* Aim of the exercise
Each line that includes the string "trọng" counts once; give the total and nothing else.

● ● ● ●

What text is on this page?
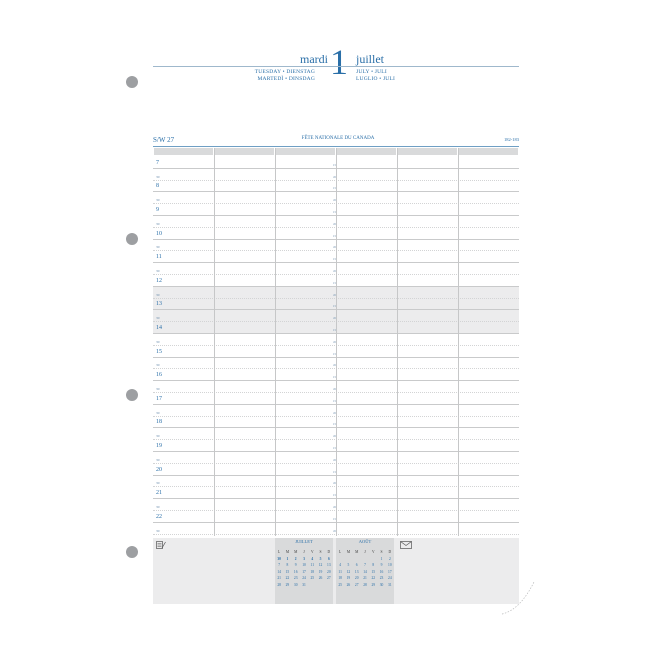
mardi 1 juillet
TUESDAY • DIENSTAG
MARTEDÌ • DINSDAG
JULY • JULI
LUGLIO • JULI
S/W 27	FÊTE NATIONALE DU CANADA	182-183
7	15
30	45
8	15
30	45
9	15
30	45
10	15
30	45
11	15
30	45
12	15
30	45
13	15
30	45
14	15
30	45
15	15
30	45
16	15
30	45
17	15
30	45
18	15
30	45
19	15
30	45
20	15
30	45
21	15
30	45
22	15
30	45
JUILLET
L	M	M	J	V	S	D
30	1	2	3	4	5	6
7	8	9	10	11	12	13
14	15	16	17	18	19	20
21	22	23	24	25	26	27
28	29	30	31			
AOÛT
L	M	M	J	V	S	D
					1	2
4	5	6	7	8	9	10
11	12	13	14	15	16	17
18	19	20	21	22	23	24
25	26	27	28	29	30	31
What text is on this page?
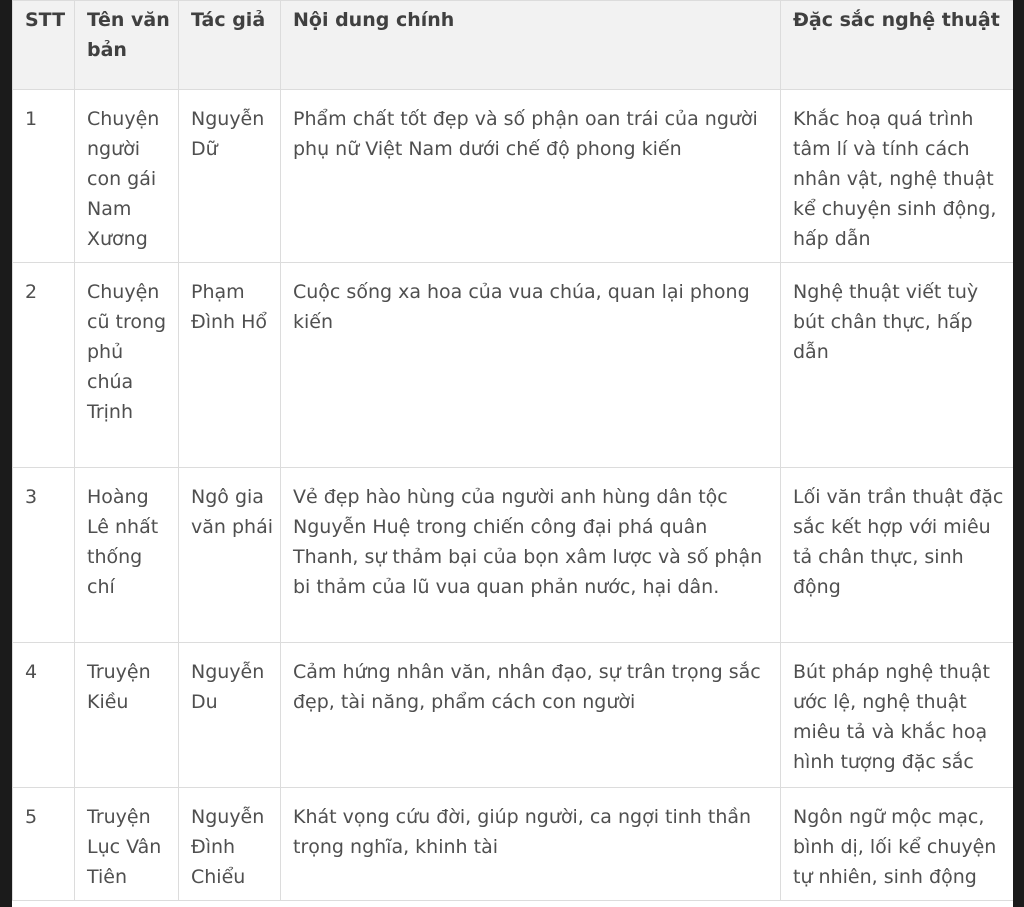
STT	Tên văn bản	Tác giả	Nội dung chính	Đặc sắc nghệ thuật
1	Chuyện người con gái Nam Xương	Nguyễn Dữ	Phẩm chất tốt đẹp và số phận oan trái của người phụ nữ Việt Nam dưới chế độ phong kiến	Khắc hoạ quá trình tâm lí và tính cách nhân vật, nghệ thuật kể chuyện sinh động, hấp dẫn
2	Chuyện cũ trong phủ chúa Trịnh	Phạm Đình Hổ	Cuộc sống xa hoa của vua chúa, quan lại phong kiến	Nghệ thuật viết tuỳ bút chân thực, hấp dẫn
3	Hoàng Lê nhất thống chí	Ngô gia văn phái	Vẻ đẹp hào hùng của người anh hùng dân tộc Nguyễn Huệ trong chiến công đại phá quân Thanh, sự thảm bại của bọn xâm lược và số phận bi thảm của lũ vua quan phản nước, hại dân.	Lối văn trần thuật đặc sắc kết hợp với miêu tả chân thực, sinh động
4	Truyện Kiều	Nguyễn Du	Cảm hứng nhân văn, nhân đạo, sự trân trọng sắc đẹp, tài năng, phẩm cách con người	Bút pháp nghệ thuật ước lệ, nghệ thuật miêu tả và khắc hoạ hình tượng đặc sắc
5	Truyện Lục Vân Tiên	Nguyễn Đình Chiểu	Khát vọng cứu đời, giúp người, ca ngợi tinh thần trọng nghĩa, khinh tài	Ngôn ngữ mộc mạc, bình dị, lối kể chuyện tự nhiên, sinh động
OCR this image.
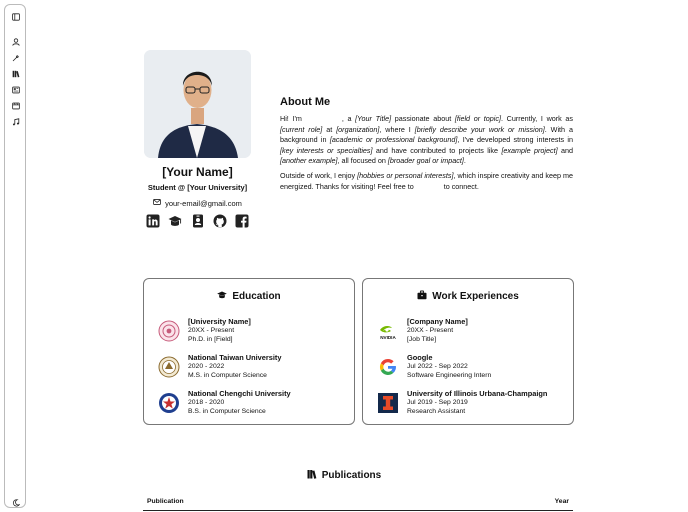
[Your Name]
Student @ [Your University]
your-email@gmail.com
About Me
Hi! I'm	, a [Your Title] passionate about [field or topic]. Currently, I work as [current role] at [organization], where I [briefly describe your work or mission]. With a background in [academic or professional background], I've developed strong interests in [key interests or specialties] and have contributed to projects like [example project] and [another example], all focused on [broader goal or impact].
Outside of work, I enjoy [hobbies or personal interests], which inspire creativity and keep me energized. Thanks for visiting! Feel free to	to connect.
Education
[University Name]
20XX - Present
Ph.D. in [Field]
National Taiwan University
2020 - 2022
M.S. in Computer Science
National Chengchi University
2018 - 2020
B.S. in Computer Science
Work Experiences
NVIDIA
[Company Name]
20XX - Present
[Job Title]
Google
Jul 2022 - Sep 2022
Software Engineering Intern
University of Illinois Urbana-Champaign
Jul 2019 - Sep 2019
Research Assistant
Publications
Publication	Year
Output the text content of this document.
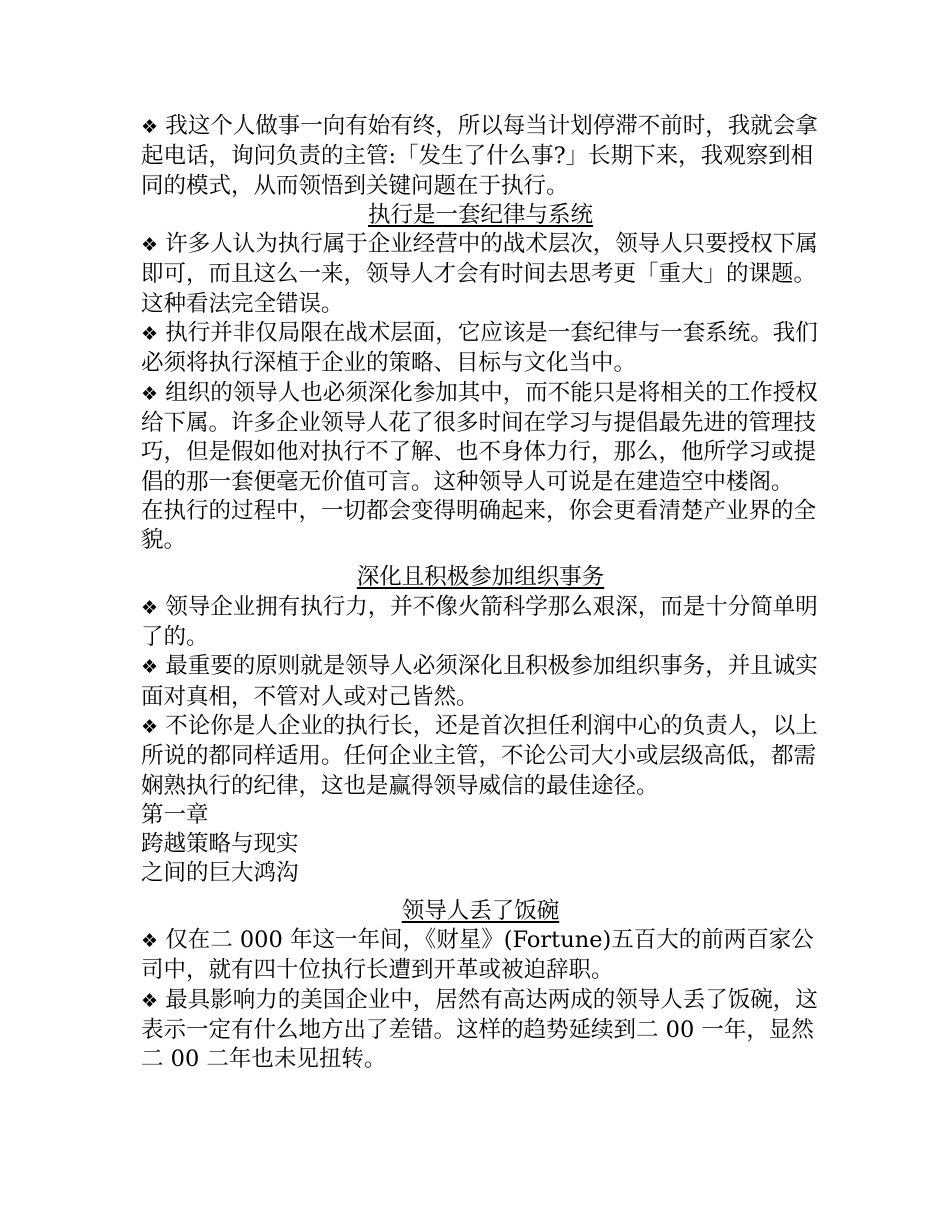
❖ 我这个人做事一向有始有终，所以每当计划停滞不前时，我就会拿起电话，询问负责的主管:「发生了什么事?」长期下来，我观察到相同的模式，从而领悟到关键问题在于执行。

执行是一套纪律与系统

❖ 许多人认为执行属于企业经营中的战术层次，领导人只要授权下属即可，而且这么一来，领导人才会有时间去思考更「重大」的课题。这种看法完全错误。

❖ 执行并非仅局限在战术层面，它应该是一套纪律与一套系统。我们必须将执行深植于企业的策略、目标与文化当中。

❖ 组织的领导人也必须深化参加其中，而不能只是将相关的工作授权给下属。许多企业领导人花了很多时间在学习与提倡最先进的管理技巧，但是假如他对执行不了解、也不身体力行，那么，他所学习或提倡的那一套便毫无价值可言。这种领导人可说是在建造空中楼阁。

在执行的过程中，一切都会变得明确起来，你会更看清楚产业界的全貌。

深化且积极参加组织事务

❖ 领导企业拥有执行力，并不像火箭科学那么艰深，而是十分简单明了的。

❖ 最重要的原则就是领导人必须深化且积极参加组织事务，并且诚实面对真相，不管对人或对己皆然。

❖ 不论你是人企业的执行长，还是首次担任利润中心的负责人，以上所说的都同样适用。任何企业主管，不论公司大小或层级高低，都需娴熟执行的纪律，这也是赢得领导威信的最佳途径。

第一章

跨越策略与现实

之间的巨大鸿沟

领导人丢了饭碗

❖ 仅在二 000 年这一年间，《财星》(Fortune)五百大的前两百家公司中，就有四十位执行长遭到开革或被迫辞职。

❖ 最具影响力的美国企业中，居然有高达两成的领导人丢了饭碗，这表示一定有什么地方出了差错。这样的趋势延续到二 00 一年，显然二 00 二年也未见扭转。
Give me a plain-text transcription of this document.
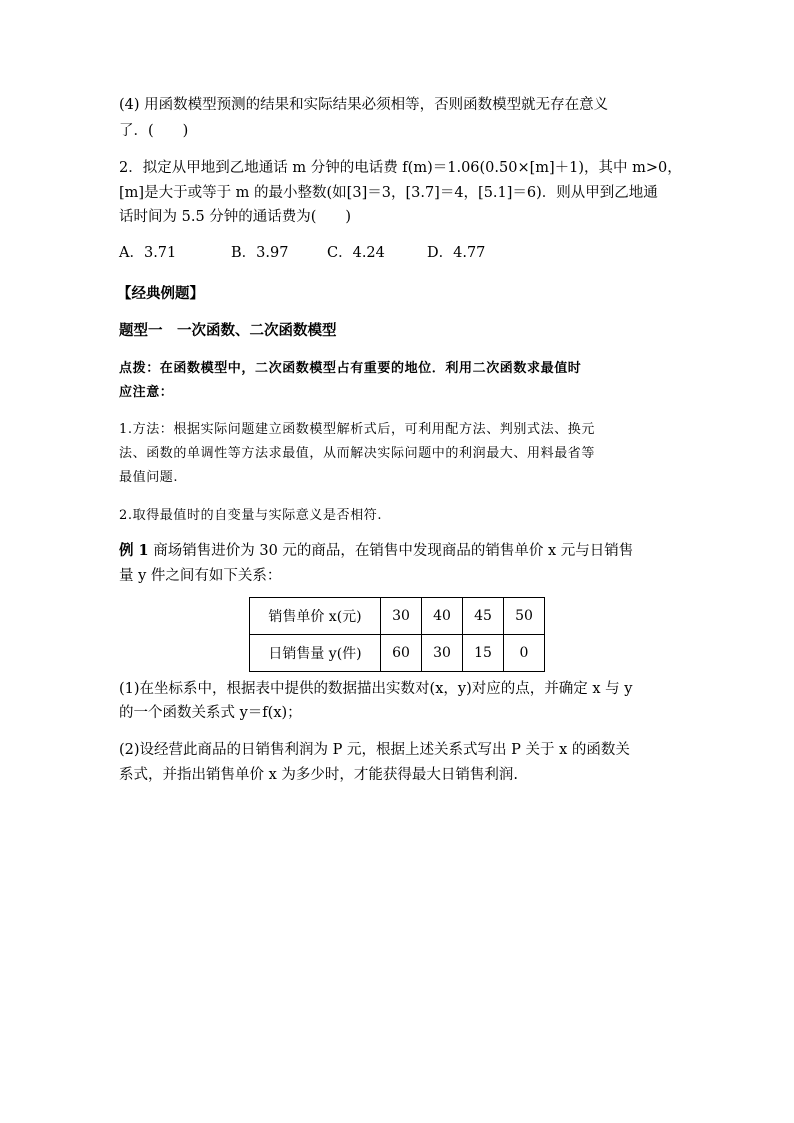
(4) 用函数模型预测的结果和实际结果必须相等，否则函数模型就无存在意义
了．(　　)
2．拟定从甲地到乙地通话 m 分钟的电话费 f(m)＝1.06(0.50×[m]＋1)，其中 m>0，
[m]是大于或等于 m 的最小整数(如[3]＝3，[3.7]＝4，[5.1]＝6)．则从甲到乙地通
话时间为 5.5 分钟的通话费为(　　)
A．3.71	B．3.97	C．4.24	D．4.77
【经典例题】
题型一　一次函数、二次函数模型
点拨：在函数模型中，二次函数模型占有重要的地位．利用二次函数求最值时
应注意：
1.方法：根据实际问题建立函数模型解析式后，可利用配方法、判别式法、换元
法、函数的单调性等方法求最值，从而解决实际问题中的利润最大、用料最省等
最值问题.
2.取得最值时的自变量与实际意义是否相符.
例 1 商场销售进价为 30 元的商品，在销售中发现商品的销售单价 x 元与日销售
量 y 件之间有如下关系：
销售单价 x(元)	30	40	45	50
日销售量 y(件)	60	30	15	0
(1)在坐标系中，根据表中提供的数据描出实数对(x，y)对应的点，并确定 x 与 y
的一个函数关系式 y＝f(x)；
(2)设经营此商品的日销售利润为 P 元，根据上述关系式写出 P 关于 x 的函数关
系式，并指出销售单价 x 为多少时，才能获得最大日销售利润.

● ● ● ●

* Exercise result
2